[Dataset entries]
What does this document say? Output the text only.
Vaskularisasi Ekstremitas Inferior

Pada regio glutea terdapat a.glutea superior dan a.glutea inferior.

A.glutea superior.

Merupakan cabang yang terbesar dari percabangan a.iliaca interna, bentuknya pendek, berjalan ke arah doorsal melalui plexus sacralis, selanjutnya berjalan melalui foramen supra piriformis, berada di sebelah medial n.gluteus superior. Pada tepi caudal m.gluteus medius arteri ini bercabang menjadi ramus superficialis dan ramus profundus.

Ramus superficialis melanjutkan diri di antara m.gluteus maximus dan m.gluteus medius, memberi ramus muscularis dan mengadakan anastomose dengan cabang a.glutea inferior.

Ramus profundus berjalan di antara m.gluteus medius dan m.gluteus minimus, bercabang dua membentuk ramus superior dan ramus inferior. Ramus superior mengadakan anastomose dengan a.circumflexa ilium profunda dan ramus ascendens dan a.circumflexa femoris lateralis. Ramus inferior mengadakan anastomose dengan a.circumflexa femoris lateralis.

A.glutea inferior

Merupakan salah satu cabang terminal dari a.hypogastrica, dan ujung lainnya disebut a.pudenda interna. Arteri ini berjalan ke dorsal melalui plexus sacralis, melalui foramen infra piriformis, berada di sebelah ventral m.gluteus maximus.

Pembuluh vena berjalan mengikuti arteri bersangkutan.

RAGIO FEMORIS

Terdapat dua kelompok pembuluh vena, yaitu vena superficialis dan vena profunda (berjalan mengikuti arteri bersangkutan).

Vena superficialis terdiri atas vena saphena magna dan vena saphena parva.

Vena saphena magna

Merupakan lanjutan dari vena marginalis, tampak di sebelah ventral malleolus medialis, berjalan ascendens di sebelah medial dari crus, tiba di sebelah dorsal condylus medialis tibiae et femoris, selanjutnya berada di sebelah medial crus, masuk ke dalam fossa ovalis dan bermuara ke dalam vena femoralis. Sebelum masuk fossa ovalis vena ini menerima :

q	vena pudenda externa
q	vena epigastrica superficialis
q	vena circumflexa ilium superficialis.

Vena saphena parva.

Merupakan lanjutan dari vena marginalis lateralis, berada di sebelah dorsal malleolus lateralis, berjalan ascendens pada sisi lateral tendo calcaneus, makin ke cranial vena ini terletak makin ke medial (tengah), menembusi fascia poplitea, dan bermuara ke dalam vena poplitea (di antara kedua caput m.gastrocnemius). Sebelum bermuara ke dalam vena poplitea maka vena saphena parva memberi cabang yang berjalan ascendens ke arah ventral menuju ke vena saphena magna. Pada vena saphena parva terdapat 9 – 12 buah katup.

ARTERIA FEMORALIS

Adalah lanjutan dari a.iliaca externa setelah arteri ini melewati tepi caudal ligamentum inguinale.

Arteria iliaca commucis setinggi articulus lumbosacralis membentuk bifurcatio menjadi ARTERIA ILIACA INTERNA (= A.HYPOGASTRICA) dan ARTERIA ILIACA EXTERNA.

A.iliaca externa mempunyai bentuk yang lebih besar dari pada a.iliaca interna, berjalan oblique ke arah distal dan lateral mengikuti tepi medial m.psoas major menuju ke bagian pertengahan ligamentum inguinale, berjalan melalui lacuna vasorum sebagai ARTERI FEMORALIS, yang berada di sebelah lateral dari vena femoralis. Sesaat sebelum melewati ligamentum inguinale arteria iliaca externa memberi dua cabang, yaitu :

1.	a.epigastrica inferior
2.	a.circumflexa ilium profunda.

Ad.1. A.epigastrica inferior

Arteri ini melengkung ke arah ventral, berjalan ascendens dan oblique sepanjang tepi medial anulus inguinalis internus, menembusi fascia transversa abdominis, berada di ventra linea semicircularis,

=== Work instructions ===
Establish how many lines of the records contain the string "pudenda" and state that number without elaboration.

=== Full output ===
2